▸ Dataset rows about figures
_ _ _ _ _

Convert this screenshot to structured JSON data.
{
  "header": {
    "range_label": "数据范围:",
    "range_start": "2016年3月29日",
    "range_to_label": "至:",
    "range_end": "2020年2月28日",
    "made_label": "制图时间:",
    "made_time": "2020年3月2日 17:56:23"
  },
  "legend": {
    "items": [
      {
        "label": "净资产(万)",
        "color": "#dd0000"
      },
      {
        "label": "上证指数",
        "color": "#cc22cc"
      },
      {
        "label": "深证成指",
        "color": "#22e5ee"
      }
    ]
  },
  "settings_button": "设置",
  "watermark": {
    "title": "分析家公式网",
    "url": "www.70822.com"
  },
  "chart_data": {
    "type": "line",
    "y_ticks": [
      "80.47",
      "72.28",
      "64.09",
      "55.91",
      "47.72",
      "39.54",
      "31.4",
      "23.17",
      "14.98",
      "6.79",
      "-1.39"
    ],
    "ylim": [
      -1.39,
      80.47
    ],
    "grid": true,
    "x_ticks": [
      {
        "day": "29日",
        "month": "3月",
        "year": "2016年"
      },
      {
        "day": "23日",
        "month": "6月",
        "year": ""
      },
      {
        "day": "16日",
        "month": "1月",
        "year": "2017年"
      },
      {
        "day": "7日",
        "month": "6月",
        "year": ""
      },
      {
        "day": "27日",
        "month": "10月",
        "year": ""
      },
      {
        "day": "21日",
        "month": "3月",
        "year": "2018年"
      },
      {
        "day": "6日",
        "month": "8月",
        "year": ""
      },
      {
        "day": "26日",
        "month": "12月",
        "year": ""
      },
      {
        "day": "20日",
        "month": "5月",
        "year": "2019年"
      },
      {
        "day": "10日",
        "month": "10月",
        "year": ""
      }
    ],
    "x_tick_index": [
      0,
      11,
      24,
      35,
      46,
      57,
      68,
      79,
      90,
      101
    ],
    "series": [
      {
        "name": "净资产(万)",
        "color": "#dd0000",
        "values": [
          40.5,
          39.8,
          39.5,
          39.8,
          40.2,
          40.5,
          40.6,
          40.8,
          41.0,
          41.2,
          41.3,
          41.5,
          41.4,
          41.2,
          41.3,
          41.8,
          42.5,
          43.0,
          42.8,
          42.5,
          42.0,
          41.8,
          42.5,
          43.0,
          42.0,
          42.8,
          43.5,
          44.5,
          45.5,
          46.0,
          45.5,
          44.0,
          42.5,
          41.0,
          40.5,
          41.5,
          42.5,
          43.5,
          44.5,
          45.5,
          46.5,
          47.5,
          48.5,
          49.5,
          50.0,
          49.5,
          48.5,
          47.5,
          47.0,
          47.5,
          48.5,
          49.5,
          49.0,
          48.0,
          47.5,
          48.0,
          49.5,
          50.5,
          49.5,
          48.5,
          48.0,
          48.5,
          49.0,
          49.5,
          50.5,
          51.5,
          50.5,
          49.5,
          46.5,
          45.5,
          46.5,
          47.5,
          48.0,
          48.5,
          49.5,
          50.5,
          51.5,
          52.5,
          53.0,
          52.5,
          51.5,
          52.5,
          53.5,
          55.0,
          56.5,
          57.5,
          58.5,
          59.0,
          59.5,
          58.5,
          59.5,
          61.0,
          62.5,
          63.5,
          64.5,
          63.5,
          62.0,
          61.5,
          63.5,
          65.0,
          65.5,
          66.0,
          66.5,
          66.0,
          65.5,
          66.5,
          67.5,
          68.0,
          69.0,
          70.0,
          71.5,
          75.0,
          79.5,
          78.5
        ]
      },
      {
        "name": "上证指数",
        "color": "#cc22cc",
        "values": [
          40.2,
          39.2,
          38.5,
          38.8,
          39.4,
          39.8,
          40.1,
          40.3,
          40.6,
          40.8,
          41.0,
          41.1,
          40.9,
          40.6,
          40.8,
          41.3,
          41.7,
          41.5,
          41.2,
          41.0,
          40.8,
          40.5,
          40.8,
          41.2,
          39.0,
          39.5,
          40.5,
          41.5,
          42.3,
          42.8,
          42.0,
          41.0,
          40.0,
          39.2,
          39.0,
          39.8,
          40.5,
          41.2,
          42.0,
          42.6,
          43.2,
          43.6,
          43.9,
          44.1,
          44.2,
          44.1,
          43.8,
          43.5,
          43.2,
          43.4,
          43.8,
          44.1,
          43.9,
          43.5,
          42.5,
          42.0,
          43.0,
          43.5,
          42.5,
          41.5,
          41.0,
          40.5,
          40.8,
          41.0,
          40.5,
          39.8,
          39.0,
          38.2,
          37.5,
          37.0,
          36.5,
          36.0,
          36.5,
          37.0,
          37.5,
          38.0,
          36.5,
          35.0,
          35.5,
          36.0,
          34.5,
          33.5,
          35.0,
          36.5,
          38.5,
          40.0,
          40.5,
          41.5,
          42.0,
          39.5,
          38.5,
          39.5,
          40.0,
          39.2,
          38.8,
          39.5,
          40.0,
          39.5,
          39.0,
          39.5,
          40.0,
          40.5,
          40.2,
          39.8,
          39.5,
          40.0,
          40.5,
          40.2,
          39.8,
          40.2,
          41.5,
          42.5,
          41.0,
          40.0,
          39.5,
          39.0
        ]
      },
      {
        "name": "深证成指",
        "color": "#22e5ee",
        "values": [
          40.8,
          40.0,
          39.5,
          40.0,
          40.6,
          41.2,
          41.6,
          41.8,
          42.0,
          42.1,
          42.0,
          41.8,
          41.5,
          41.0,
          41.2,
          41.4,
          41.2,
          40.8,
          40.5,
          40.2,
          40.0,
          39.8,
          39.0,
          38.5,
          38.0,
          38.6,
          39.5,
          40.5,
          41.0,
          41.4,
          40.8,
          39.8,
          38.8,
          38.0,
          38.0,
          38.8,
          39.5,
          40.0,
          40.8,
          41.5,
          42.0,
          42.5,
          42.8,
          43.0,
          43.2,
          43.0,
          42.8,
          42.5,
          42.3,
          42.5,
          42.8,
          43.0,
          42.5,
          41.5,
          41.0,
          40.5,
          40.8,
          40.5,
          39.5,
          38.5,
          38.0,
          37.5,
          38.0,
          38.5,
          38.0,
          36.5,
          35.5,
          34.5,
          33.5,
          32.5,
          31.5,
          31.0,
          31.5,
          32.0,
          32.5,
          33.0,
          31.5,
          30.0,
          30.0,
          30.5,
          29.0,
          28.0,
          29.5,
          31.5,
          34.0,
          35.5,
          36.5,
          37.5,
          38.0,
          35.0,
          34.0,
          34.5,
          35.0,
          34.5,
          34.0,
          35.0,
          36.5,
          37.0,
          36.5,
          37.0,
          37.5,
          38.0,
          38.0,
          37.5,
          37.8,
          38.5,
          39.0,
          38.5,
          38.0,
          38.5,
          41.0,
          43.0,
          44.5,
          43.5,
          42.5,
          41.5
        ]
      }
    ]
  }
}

_ _ _ _ _

▸ STATED EXERCISE
Transcribe each entry precisely, missing none.

▸ ANSWER FOR THE TASK
Convert this screenshot to structured JSON data.
{
  "header": {
    "range_label": "数据范围:",
    "range_start": "2016年3月29日",
    "range_to_label": "至:",
    "range_end": "2020年2月28日",
    "made_label": "制图时间:",
    "made_time": "2020年3月2日 17:56:23"
  },
  "legend": {
    "items": [
      {
        "label": "净资产(万)",
        "color": "#dd0000"
      },
      {
        "label": "上证指数",
        "color": "#cc22cc"
      },
      {
        "label": "深证成指",
        "color": "#22e5ee"
      }
    ]
  },
  "settings_button": "设置",
  "watermark": {
    "title": "分析家公式网",
    "url": "www.70822.com"
  },
  "chart_data": {
    "type": "line",
    "y_ticks": [
      "80.47",
      "72.28",
      "64.09",
      "55.91",
      "47.72",
      "39.54",
      "31.4",
      "23.17",
      "14.98",
      "6.79",
      "-1.39"
    ],
    "ylim": [
      -1.39,
      80.47
    ],
    "grid": true,
    "x_ticks": [
      {
        "day": "29日",
        "month": "3月",
        "year": "2016年"
      },
      {
        "day": "23日",
        "month": "6月",
        "year": ""
      },
      {
        "day": "16日",
        "month": "1月",
        "year": "2017年"
      },
      {
        "day": "7日",
        "month": "6月",
        "year": ""
      },
      {
        "day": "27日",
        "month": "10月",
        "year": ""
      },
      {
        "day": "21日",
        "month": "3月",
        "year": "2018年"
      },
      {
        "day": "6日",
        "month": "8月",
        "year": ""
      },
      {
        "day": "26日",
        "month": "12月",
        "year": ""
      },
      {
        "day": "20日",
        "month": "5月",
        "year": "2019年"
      },
      {
        "day": "10日",
        "month": "10月",
        "year": ""
      }
    ],
    "x_tick_index": [
      0,
      11,
      24,
      35,
      46,
      57,
      68,
      79,
      90,
      101
    ],
    "series": [
      {
        "name": "净资产(万)",
        "color": "#dd0000",
        "values": [
          40.5,
          39.8,
          39.5,
          39.8,
          40.2,
          40.5,
          40.6,
          40.8,
          41.0,
          41.2,
          41.3,
          41.5,
          41.4,
          41.2,
          41.3,
          41.8,
          42.5,
          43.0,
          42.8,
          42.5,
          42.0,
          41.8,
          42.5,
          43.0,
          42.0,
          42.8,
          43.5,
          44.5,
          45.5,
          46.0,
          45.5,
          44.0,
          42.5,
          41.0,
          40.5,
          41.5,
          42.5,
          43.5,
          44.5,
          45.5,
          46.5,
          47.5,
          48.5,
          49.5,
          50.0,
          49.5,
          48.5,
          47.5,
          47.0,
          47.5,
          48.5,
          49.5,
          49.0,
          48.0,
          47.5,
          48.0,
          49.5,
          50.5,
          49.5,
          48.5,
          48.0,
          48.5,
          49.0,
          49.5,
          50.5,
          51.5,
          50.5,
          49.5,
          46.5,
          45.5,
          46.5,
          47.5,
          48.0,
          48.5,
          49.5,
          50.5,
          51.5,
          52.5,
          53.0,
          52.5,
          51.5,
          52.5,
          53.5,
          55.0,
          56.5,
          57.5,
          58.5,
          59.0,
          59.5,
          58.5,
          59.5,
          61.0,
          62.5,
          63.5,
          64.5,
          63.5,
          62.0,
          61.5,
          63.5,
          65.0,
          65.5,
          66.0,
          66.5,
          66.0,
          65.5,
          66.5,
          67.5,
          68.0,
          69.0,
          70.0,
          71.5,
          75.0,
          79.5,
          78.5
        ]
      },
      {
        "name": "上证指数",
        "color": "#cc22cc",
        "values": [
          40.2,
          39.2,
          38.5,
          38.8,
          39.4,
          39.8,
          40.1,
          40.3,
          40.6,
          40.8,
          41.0,
          41.1,
          40.9,
          40.6,
          40.8,
          41.3,
          41.7,
          41.5,
          41.2,
          41.0,
          40.8,
          40.5,
          40.8,
          41.2,
          39.0,
          39.5,
          40.5,
          41.5,
          42.3,
          42.8,
          42.0,
          41.0,
          40.0,
          39.2,
          39.0,
          39.8,
          40.5,
          41.2,
          42.0,
          42.6,
          43.2,
          43.6,
          43.9,
          44.1,
          44.2,
          44.1,
          43.8,
          43.5,
          43.2,
          43.4,
          43.8,
          44.1,
          43.9,
          43.5,
          42.5,
          42.0,
          43.0,
          43.5,
          42.5,
          41.5,
          41.0,
          40.5,
          40.8,
          41.0,
          40.5,
          39.8,
          39.0,
          38.2,
          37.5,
          37.0,
          36.5,
          36.0,
          36.5,
          37.0,
          37.5,
          38.0,
          36.5,
          35.0,
          35.5,
          36.0,
          34.5,
          33.5,
          35.0,
          36.5,
          38.5,
          40.0,
          40.5,
          41.5,
          42.0,
          39.5,
          38.5,
          39.5,
          40.0,
          39.2,
          38.8,
          39.5,
          40.0,
          39.5,
          39.0,
          39.5,
          40.0,
          40.5,
          40.2,
          39.8,
          39.5,
          40.0,
          40.5,
          40.2,
          39.8,
          40.2,
          41.5,
          42.5,
          41.0,
          40.0,
          39.5,
          39.0
        ]
      },
      {
        "name": "深证成指",
        "color": "#22e5ee",
        "values": [
          40.8,
          40.0,
          39.5,
          40.0,
          40.6,
          41.2,
          41.6,
          41.8,
          42.0,
          42.1,
          42.0,
          41.8,
          41.5,
          41.0,
          41.2,
          41.4,
          41.2,
          40.8,
          40.5,
          40.2,
          40.0,
          39.8,
          39.0,
          38.5,
          38.0,
          38.6,
          39.5,
          40.5,
          41.0,
          41.4,
          40.8,
          39.8,
          38.8,
          38.0,
          38.0,
          38.8,
          39.5,
          40.0,
          40.8,
          41.5,
          42.0,
          42.5,
          42.8,
          43.0,
          43.2,
          43.0,
          42.8,
          42.5,
          42.3,
          42.5,
          42.8,
          43.0,
          42.5,
          41.5,
          41.0,
          40.5,
          40.8,
          40.5,
          39.5,
          38.5,
          38.0,
          37.5,
          38.0,
          38.5,
          38.0,
          36.5,
          35.5,
          34.5,
          33.5,
          32.5,
          31.5,
          31.0,
          31.5,
          32.0,
          32.5,
          33.0,
          31.5,
          30.0,
          30.0,
          30.5,
          29.0,
          28.0,
          29.5,
          31.5,
          34.0,
          35.5,
          36.5,
          37.5,
          38.0,
          35.0,
          34.0,
          34.5,
          35.0,
          34.5,
          34.0,
          35.0,
          36.5,
          37.0,
          36.5,
          37.0,
          37.5,
          38.0,
          38.0,
          37.5,
          37.8,
          38.5,
          39.0,
          38.5,
          38.0,
          38.5,
          41.0,
          43.0,
          44.5,
          43.5,
          42.5,
          41.5
        ]
      }
    ]
  }
}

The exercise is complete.